■ Goal:
Determine the number of lines containing the word "want". Reply with it and nothing else.

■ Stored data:
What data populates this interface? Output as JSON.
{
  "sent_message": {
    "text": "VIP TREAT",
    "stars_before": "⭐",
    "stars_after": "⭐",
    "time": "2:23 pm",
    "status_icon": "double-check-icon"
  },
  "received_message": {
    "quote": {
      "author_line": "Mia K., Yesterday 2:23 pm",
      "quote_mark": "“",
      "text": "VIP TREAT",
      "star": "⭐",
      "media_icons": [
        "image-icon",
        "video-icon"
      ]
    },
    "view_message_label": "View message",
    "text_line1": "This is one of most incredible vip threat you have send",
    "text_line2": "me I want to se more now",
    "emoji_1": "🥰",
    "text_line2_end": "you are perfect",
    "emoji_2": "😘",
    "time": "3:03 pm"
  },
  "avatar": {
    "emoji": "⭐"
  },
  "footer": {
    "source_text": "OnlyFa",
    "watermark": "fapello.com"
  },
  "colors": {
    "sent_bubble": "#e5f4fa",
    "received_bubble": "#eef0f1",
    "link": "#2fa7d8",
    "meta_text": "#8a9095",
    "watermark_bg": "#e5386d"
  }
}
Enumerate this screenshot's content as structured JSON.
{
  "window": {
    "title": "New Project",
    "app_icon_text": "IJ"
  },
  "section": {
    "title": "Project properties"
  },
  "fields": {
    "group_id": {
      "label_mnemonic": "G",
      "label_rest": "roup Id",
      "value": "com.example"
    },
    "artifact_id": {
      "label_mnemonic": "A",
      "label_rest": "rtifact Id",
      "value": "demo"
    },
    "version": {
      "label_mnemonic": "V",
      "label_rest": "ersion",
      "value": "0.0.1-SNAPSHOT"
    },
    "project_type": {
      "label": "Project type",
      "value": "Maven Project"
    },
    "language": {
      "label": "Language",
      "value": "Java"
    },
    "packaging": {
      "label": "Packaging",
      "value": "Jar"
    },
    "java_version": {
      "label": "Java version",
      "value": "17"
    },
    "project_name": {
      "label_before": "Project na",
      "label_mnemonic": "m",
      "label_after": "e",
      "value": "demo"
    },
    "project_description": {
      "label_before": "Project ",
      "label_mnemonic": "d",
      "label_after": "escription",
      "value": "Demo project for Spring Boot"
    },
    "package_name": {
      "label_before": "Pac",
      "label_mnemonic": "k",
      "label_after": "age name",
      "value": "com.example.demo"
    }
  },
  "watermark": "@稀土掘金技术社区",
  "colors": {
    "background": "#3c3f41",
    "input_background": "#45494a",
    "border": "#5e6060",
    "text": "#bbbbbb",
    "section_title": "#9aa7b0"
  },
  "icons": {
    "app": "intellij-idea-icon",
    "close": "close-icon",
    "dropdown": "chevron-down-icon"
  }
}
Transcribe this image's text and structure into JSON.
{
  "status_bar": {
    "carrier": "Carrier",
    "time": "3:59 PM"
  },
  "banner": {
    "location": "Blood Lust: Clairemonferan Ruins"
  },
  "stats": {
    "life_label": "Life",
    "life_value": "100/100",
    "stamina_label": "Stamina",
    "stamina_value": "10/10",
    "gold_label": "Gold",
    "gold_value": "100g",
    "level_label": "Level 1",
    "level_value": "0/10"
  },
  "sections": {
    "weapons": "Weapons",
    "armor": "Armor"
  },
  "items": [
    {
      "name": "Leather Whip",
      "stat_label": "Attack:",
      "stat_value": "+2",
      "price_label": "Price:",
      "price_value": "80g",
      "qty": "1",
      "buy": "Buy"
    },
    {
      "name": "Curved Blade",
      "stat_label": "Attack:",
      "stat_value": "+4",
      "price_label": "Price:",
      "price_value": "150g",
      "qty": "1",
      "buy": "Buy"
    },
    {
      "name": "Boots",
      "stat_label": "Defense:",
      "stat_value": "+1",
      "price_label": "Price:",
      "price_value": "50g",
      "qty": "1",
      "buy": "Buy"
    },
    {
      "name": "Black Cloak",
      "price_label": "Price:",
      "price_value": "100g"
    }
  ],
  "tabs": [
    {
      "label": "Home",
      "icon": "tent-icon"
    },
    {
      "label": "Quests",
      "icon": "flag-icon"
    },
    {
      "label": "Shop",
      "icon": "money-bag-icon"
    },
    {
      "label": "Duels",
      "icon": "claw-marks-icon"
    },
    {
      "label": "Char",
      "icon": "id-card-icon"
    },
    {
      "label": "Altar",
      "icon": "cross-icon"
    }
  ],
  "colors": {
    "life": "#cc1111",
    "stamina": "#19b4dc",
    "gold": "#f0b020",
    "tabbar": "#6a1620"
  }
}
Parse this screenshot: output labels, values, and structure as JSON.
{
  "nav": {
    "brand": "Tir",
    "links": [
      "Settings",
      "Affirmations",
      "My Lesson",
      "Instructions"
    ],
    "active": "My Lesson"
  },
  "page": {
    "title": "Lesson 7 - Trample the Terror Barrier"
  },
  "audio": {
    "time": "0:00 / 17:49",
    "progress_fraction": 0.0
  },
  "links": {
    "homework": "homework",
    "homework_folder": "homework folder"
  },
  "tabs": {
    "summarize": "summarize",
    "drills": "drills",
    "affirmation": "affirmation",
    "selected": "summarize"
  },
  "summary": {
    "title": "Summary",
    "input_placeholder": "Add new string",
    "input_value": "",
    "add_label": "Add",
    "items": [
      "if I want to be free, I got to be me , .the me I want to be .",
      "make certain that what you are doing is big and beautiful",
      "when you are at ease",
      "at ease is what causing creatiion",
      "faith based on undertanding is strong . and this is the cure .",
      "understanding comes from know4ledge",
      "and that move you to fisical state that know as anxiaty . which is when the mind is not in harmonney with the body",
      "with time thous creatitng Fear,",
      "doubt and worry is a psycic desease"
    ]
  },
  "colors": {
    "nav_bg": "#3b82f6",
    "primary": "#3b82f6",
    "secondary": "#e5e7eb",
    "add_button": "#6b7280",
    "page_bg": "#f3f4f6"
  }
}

■ Result:
2